_SOURCE MATERIAL_:

#####

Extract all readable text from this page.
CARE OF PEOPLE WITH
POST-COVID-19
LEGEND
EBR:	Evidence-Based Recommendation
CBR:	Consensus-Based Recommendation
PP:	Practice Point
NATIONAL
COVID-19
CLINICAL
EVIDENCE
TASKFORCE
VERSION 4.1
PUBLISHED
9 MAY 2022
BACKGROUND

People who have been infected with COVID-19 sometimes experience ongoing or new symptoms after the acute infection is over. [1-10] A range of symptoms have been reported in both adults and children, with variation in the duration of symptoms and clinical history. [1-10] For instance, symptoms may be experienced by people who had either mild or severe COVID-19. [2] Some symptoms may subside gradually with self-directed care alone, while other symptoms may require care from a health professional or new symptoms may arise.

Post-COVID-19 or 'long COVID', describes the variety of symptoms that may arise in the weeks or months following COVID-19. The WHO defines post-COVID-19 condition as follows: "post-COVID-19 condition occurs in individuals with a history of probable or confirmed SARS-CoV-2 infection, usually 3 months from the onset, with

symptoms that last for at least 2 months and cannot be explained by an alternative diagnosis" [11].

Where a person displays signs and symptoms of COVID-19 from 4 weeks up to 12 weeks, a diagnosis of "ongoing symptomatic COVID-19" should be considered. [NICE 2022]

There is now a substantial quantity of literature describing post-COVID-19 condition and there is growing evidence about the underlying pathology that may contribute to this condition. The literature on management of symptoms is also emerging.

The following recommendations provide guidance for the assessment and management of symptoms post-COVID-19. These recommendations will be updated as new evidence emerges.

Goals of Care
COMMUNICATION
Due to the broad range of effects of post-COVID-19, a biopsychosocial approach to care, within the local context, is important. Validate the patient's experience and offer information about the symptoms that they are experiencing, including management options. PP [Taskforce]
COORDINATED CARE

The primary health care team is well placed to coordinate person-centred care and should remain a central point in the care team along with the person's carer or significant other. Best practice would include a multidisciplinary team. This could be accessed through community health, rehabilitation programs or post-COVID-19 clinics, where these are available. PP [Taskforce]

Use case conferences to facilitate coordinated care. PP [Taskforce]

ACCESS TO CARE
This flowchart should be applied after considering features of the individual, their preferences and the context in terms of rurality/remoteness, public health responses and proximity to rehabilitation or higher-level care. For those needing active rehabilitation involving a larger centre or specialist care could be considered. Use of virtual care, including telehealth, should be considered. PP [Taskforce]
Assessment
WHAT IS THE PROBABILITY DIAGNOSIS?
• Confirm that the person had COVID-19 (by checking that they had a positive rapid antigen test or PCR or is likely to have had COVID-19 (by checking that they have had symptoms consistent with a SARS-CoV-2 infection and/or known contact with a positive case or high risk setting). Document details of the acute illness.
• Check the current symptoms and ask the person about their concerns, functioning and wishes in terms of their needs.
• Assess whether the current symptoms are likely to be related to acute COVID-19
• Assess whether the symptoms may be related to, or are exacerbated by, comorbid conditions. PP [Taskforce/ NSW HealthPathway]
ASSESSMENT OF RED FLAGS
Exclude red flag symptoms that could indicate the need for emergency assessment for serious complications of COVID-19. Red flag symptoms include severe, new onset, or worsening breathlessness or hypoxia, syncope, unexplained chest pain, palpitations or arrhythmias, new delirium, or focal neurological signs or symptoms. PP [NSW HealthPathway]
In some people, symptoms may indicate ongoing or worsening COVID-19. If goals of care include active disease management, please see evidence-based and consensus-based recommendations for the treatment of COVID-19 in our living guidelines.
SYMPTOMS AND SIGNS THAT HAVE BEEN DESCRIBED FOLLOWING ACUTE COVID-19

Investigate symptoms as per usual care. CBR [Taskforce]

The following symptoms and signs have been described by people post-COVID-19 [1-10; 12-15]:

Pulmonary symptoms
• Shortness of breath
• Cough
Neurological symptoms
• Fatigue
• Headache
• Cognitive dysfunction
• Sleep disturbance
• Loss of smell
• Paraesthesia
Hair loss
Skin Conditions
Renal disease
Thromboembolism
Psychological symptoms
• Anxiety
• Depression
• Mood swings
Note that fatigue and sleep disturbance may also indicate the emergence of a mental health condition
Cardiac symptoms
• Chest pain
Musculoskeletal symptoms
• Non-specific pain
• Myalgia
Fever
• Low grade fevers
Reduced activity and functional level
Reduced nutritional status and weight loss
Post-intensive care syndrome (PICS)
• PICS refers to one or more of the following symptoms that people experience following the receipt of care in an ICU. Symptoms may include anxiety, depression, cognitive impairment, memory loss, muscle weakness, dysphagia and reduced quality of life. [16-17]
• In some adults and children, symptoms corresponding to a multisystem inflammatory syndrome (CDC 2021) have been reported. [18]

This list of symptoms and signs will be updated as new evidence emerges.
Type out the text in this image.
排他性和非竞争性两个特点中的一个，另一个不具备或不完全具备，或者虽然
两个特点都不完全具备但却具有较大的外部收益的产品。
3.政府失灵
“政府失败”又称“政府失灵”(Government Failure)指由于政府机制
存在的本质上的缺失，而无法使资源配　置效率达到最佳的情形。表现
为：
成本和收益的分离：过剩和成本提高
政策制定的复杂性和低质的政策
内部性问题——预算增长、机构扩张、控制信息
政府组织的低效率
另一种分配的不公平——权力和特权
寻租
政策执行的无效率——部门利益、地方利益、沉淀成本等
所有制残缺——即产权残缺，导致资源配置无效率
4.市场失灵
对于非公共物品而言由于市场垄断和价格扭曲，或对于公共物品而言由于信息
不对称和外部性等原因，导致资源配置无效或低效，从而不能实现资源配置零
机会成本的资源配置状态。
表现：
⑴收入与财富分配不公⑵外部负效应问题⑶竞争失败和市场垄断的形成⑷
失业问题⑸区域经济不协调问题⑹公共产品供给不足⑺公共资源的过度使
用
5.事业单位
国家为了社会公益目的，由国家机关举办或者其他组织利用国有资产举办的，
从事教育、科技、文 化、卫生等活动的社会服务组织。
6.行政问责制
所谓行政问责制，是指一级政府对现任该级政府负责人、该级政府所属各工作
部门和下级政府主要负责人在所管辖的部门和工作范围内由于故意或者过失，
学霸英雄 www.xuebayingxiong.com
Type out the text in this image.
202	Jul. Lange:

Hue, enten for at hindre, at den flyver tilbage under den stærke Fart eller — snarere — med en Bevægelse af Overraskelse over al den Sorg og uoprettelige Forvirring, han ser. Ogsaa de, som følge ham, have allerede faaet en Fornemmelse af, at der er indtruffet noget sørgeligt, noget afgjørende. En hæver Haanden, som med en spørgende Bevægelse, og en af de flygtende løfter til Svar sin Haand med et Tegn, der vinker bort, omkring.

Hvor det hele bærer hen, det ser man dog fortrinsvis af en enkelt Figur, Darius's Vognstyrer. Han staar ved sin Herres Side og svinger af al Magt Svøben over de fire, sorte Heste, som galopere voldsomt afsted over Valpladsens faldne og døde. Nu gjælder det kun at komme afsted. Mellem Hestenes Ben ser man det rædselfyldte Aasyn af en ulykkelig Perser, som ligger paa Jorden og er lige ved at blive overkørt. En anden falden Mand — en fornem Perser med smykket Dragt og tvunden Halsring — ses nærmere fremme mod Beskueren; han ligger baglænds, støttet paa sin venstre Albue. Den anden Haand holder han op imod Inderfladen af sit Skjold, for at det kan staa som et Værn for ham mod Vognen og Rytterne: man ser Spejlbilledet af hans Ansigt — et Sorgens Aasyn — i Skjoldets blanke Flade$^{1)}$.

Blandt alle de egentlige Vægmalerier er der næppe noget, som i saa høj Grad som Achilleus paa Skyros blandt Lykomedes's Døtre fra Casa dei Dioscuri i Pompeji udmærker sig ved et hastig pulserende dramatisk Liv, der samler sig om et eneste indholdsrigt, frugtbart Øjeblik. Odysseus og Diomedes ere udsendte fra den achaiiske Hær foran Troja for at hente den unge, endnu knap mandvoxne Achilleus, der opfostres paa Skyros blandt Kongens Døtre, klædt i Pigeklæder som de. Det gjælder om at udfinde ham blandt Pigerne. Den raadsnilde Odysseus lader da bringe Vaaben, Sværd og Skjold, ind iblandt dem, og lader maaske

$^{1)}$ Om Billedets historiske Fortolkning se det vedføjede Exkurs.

#####

_GIVEN PROBLEM_:
Identify each line in the records above that contains the word "updated", and copy it out in full.

_SOLUTION TO THIS TASK_:
The following recommendations provide guidance for the assessment and management of symptoms post-COVID-19. These recommendations will be updated as new evidence emerges.
This list of symptoms and signs will be updated as new evidence emerges.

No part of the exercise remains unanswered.